*OBJECTIVE*: Return the material word for word. Do not include the pictures.

Saved entries
— begin —
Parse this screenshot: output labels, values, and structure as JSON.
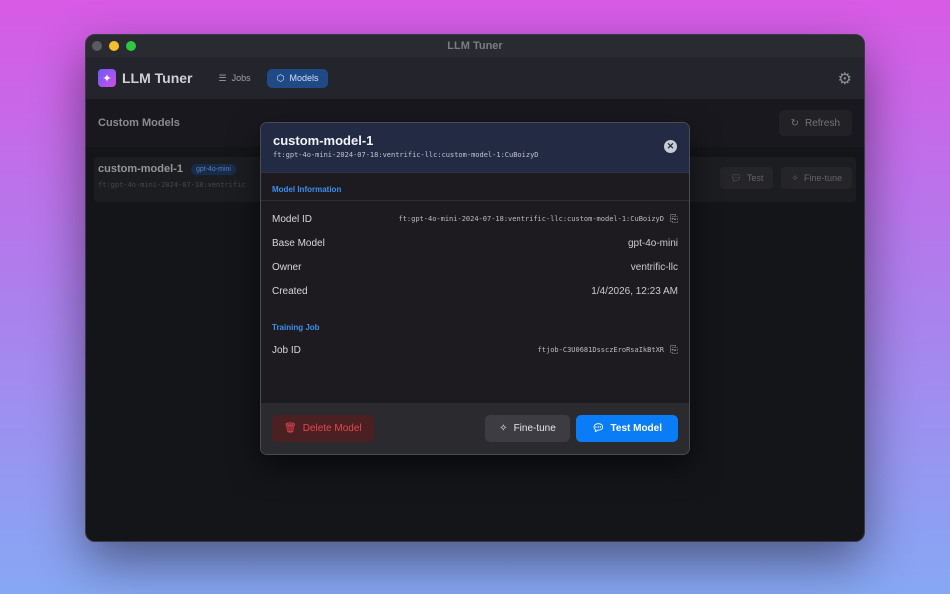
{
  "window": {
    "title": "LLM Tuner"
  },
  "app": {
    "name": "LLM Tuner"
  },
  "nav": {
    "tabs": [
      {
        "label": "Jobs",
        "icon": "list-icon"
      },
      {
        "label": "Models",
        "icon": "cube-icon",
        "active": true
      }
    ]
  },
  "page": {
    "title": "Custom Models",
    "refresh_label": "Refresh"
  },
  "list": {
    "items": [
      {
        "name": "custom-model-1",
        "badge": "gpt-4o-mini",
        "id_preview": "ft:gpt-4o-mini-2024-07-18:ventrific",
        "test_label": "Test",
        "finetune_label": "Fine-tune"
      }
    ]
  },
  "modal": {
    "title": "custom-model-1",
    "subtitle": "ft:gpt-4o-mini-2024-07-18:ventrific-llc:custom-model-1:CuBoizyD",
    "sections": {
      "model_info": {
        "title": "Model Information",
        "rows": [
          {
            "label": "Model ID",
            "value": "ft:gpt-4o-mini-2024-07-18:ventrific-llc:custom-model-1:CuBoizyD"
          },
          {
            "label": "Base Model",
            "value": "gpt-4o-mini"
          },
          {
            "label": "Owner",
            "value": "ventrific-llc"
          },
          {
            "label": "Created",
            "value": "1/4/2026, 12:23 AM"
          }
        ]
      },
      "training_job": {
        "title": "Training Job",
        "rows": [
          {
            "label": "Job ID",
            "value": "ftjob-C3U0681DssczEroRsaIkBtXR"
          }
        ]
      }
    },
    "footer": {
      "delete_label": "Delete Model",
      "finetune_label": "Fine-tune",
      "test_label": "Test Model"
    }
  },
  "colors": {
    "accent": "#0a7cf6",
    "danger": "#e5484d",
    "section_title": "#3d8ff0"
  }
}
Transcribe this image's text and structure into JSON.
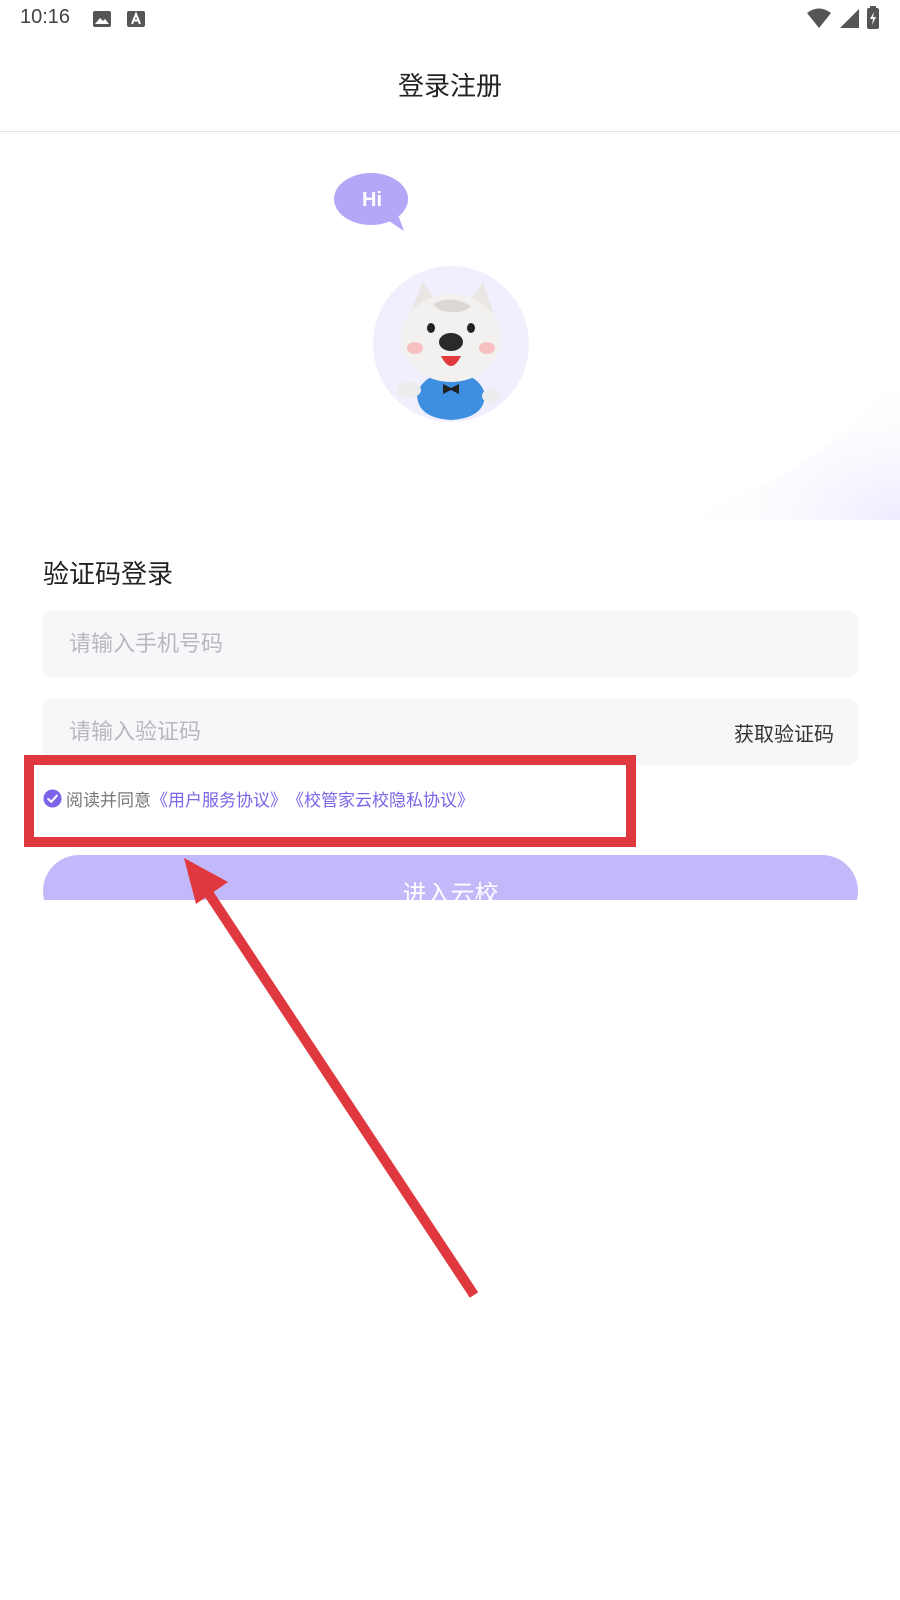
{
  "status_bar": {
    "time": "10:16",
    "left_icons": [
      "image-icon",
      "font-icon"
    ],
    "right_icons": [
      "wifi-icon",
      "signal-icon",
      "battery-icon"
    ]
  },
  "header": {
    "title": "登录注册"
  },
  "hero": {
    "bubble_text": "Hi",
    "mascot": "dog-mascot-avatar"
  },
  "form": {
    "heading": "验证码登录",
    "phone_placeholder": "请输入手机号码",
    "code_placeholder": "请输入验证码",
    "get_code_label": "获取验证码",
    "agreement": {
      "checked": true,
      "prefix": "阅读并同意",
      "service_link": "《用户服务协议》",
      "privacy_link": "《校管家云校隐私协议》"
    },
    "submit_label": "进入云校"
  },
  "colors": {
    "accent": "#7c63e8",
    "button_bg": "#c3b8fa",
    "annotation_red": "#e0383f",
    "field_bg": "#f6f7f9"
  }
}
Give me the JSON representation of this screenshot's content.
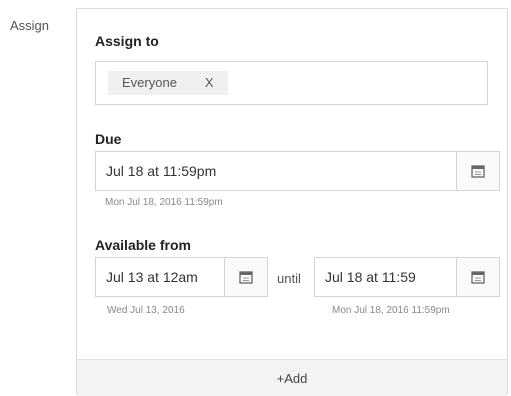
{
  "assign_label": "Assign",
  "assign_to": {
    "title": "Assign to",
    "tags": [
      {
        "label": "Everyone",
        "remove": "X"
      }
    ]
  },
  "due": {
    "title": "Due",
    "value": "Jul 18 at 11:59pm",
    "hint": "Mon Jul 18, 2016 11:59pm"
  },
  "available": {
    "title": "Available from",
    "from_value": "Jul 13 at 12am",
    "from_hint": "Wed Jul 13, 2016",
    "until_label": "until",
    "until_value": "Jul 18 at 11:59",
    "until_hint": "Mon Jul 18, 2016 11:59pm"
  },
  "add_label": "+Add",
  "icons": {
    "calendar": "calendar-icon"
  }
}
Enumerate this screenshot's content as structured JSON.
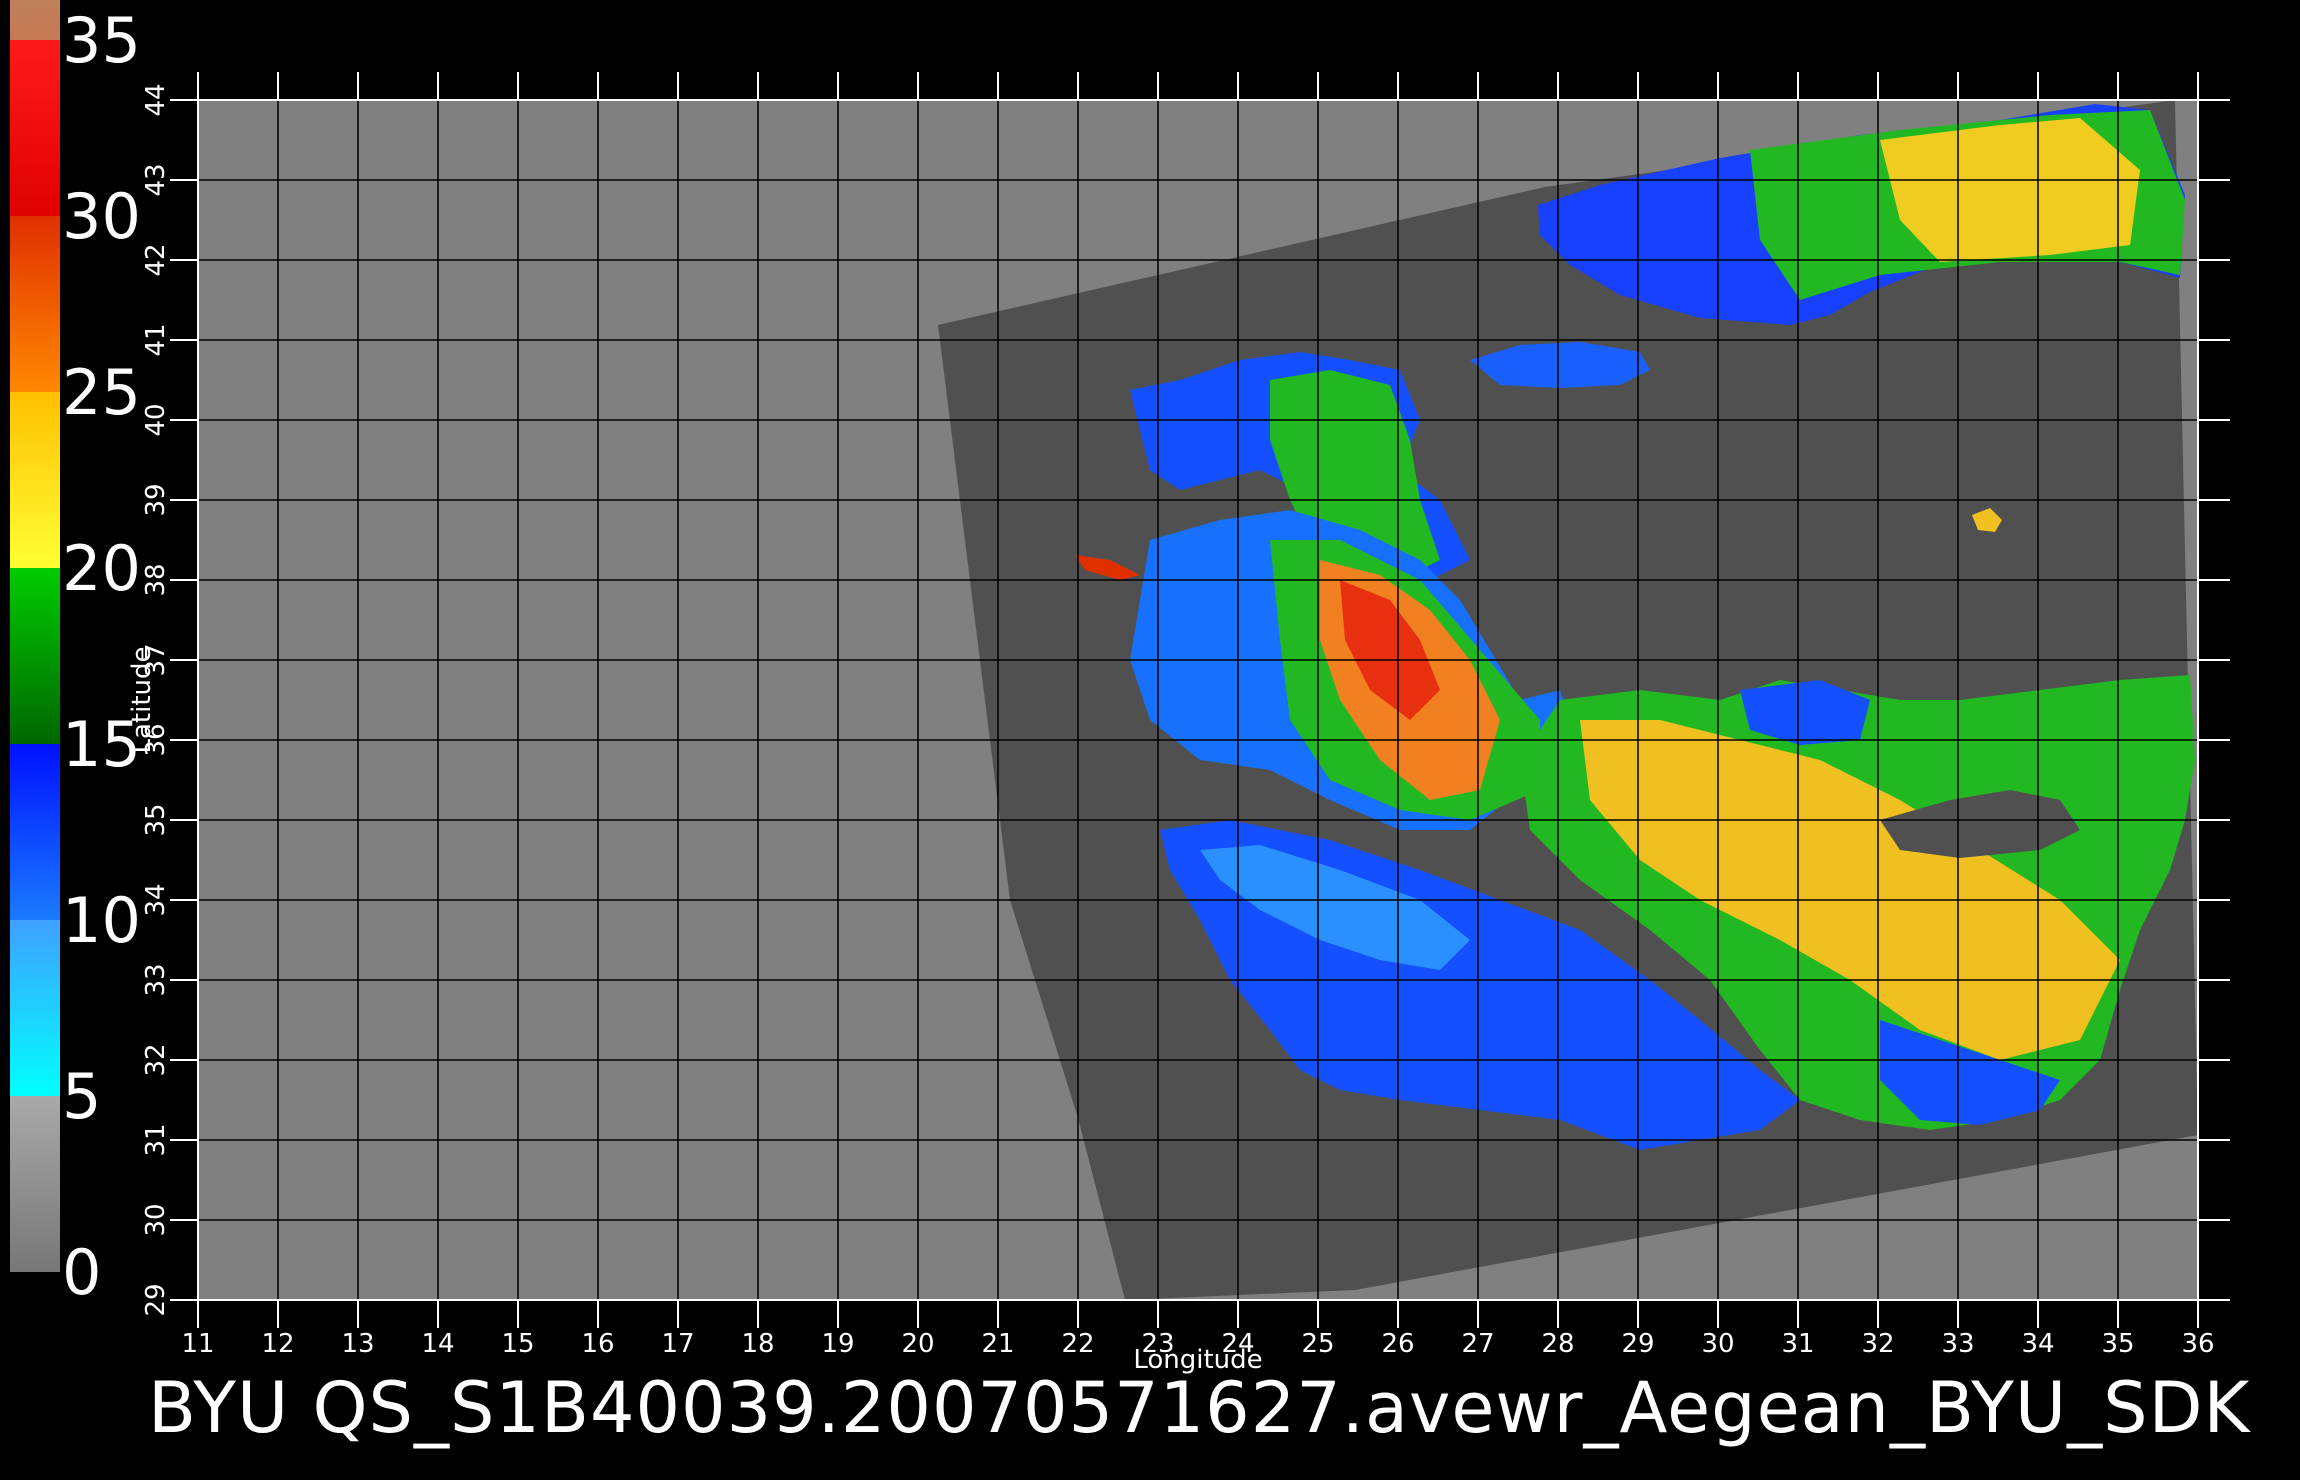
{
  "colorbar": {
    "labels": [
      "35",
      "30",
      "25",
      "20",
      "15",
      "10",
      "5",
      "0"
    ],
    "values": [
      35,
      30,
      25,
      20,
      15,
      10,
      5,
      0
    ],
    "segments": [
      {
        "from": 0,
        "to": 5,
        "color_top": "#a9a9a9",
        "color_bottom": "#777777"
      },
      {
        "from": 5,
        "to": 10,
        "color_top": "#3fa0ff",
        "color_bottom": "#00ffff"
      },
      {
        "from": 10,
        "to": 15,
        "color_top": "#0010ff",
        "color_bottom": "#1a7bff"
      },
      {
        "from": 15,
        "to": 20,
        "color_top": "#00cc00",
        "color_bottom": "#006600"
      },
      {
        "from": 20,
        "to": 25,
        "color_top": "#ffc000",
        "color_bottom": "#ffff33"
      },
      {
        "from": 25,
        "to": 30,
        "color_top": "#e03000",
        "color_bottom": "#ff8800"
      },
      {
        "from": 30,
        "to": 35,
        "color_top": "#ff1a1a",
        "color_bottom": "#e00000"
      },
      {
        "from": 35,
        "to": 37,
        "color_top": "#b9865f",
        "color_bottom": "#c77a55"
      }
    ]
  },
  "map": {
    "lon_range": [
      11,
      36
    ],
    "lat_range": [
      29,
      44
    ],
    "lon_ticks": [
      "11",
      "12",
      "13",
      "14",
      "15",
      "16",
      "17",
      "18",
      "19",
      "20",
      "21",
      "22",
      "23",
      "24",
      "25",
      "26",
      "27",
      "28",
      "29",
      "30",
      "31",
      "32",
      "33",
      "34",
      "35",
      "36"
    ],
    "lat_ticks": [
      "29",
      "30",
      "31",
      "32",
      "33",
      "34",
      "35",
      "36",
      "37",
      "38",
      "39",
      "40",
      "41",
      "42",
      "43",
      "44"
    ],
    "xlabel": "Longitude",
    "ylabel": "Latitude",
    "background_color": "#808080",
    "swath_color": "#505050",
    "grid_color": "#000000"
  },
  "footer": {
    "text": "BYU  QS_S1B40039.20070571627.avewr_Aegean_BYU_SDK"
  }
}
— end —
*RESPONSE TO THIS EXERCISE*:
Parse this screenshot: output labels, values, and structure as JSON.
{
  "window": {
    "title": "LLM Tuner"
  },
  "app": {
    "name": "LLM Tuner"
  },
  "nav": {
    "tabs": [
      {
        "label": "Jobs",
        "icon": "list-icon"
      },
      {
        "label": "Models",
        "icon": "cube-icon",
        "active": true
      }
    ]
  },
  "page": {
    "title": "Custom Models",
    "refresh_label": "Refresh"
  },
  "list": {
    "items": [
      {
        "name": "custom-model-1",
        "badge": "gpt-4o-mini",
        "id_preview": "ft:gpt-4o-mini-2024-07-18:ventrific",
        "test_label": "Test",
        "finetune_label": "Fine-tune"
      }
    ]
  },
  "modal": {
    "title": "custom-model-1",
    "subtitle": "ft:gpt-4o-mini-2024-07-18:ventrific-llc:custom-model-1:CuBoizyD",
    "sections": {
      "model_info": {
        "title": "Model Information",
        "rows": [
          {
            "label": "Model ID",
            "value": "ft:gpt-4o-mini-2024-07-18:ventrific-llc:custom-model-1:CuBoizyD"
          },
          {
            "label": "Base Model",
            "value": "gpt-4o-mini"
          },
          {
            "label": "Owner",
            "value": "ventrific-llc"
          },
          {
            "label": "Created",
            "value": "1/4/2026, 12:23 AM"
          }
        ]
      },
      "training_job": {
        "title": "Training Job",
        "rows": [
          {
            "label": "Job ID",
            "value": "ftjob-C3U0681DssczEroRsaIkBtXR"
          }
        ]
      }
    },
    "footer": {
      "delete_label": "Delete Model",
      "finetune_label": "Fine-tune",
      "test_label": "Test Model"
    }
  },
  "colors": {
    "accent": "#0a7cf6",
    "danger": "#e5484d",
    "section_title": "#3d8ff0"
  }
}
Transcribe this image's text and structure into JSON.
{
  "status_bar": {
    "time": "10:16",
    "left_icons": [
      "image-icon",
      "font-icon"
    ],
    "right_icons": [
      "wifi-icon",
      "signal-icon",
      "battery-icon"
    ]
  },
  "header": {
    "title": "登录注册"
  },
  "hero": {
    "bubble_text": "Hi",
    "mascot": "dog-mascot-avatar"
  },
  "form": {
    "heading": "验证码登录",
    "phone_placeholder": "请输入手机号码",
    "code_placeholder": "请输入验证码",
    "get_code_label": "获取验证码",
    "agreement": {
      "checked": true,
      "prefix": "阅读并同意",
      "service_link": "《用户服务协议》",
      "privacy_link": "《校管家云校隐私协议》"
    },
    "submit_label": "进入云校"
  },
  "colors": {
    "accent": "#7c63e8",
    "button_bg": "#c3b8fa",
    "annotation_red": "#e0383f",
    "field_bg": "#f6f7f9"
  }
}
Give me the JSON representation of this screenshot's content.
{
  "assign_label": "Assign",
  "assign_to": {
    "title": "Assign to",
    "tags": [
      {
        "label": "Everyone",
        "remove": "X"
      }
    ]
  },
  "due": {
    "title": "Due",
    "value": "Jul 18 at 11:59pm",
    "hint": "Mon Jul 18, 2016 11:59pm"
  },
  "available": {
    "title": "Available from",
    "from_value": "Jul 13 at 12am",
    "from_hint": "Wed Jul 13, 2016",
    "until_label": "until",
    "until_value": "Jul 18 at 11:59",
    "until_hint": "Mon Jul 18, 2016 11:59pm"
  },
  "add_label": "+Add",
  "icons": {
    "calendar": "calendar-icon"
  }
}
Enumerate this screenshot's content as structured JSON.
{
  "colorbar": {
    "labels": [
      "35",
      "30",
      "25",
      "20",
      "15",
      "10",
      "5",
      "0"
    ],
    "values": [
      35,
      30,
      25,
      20,
      15,
      10,
      5,
      0
    ],
    "segments": [
      {
        "from": 0,
        "to": 5,
        "color_top": "#a9a9a9",
        "color_bottom": "#777777"
      },
      {
        "from": 5,
        "to": 10,
        "color_top": "#3fa0ff",
        "color_bottom": "#00ffff"
      },
      {
        "from": 10,
        "to": 15,
        "color_top": "#0010ff",
        "color_bottom": "#1a7bff"
      },
      {
        "from": 15,
        "to": 20,
        "color_top": "#00cc00",
        "color_bottom": "#006600"
      },
      {
        "from": 20,
        "to": 25,
        "color_top": "#ffc000",
        "color_bottom": "#ffff33"
      },
      {
        "from": 25,
        "to": 30,
        "color_top": "#e03000",
        "color_bottom": "#ff8800"
      },
      {
        "from": 30,
        "to": 35,
        "color_top": "#ff1a1a",
        "color_bottom": "#e00000"
      },
      {
        "from": 35,
        "to": 37,
        "color_top": "#b9865f",
        "color_bottom": "#c77a55"
      }
    ]
  },
  "map": {
    "lon_range": [
      11,
      36
    ],
    "lat_range": [
      29,
      44
    ],
    "lon_ticks": [
      "11",
      "12",
      "13",
      "14",
      "15",
      "16",
      "17",
      "18",
      "19",
      "20",
      "21",
      "22",
      "23",
      "24",
      "25",
      "26",
      "27",
      "28",
      "29",
      "30",
      "31",
      "32",
      "33",
      "34",
      "35",
      "36"
    ],
    "lat_ticks": [
      "29",
      "30",
      "31",
      "32",
      "33",
      "34",
      "35",
      "36",
      "37",
      "38",
      "39",
      "40",
      "41",
      "42",
      "43",
      "44"
    ],
    "xlabel": "Longitude",
    "ylabel": "Latitude",
    "background_color": "#808080",
    "swath_color": "#505050",
    "grid_color": "#000000"
  },
  "footer": {
    "text": "BYU  QS_S1B40039.20070571627.avewr_Aegean_BYU_SDK"
  }
}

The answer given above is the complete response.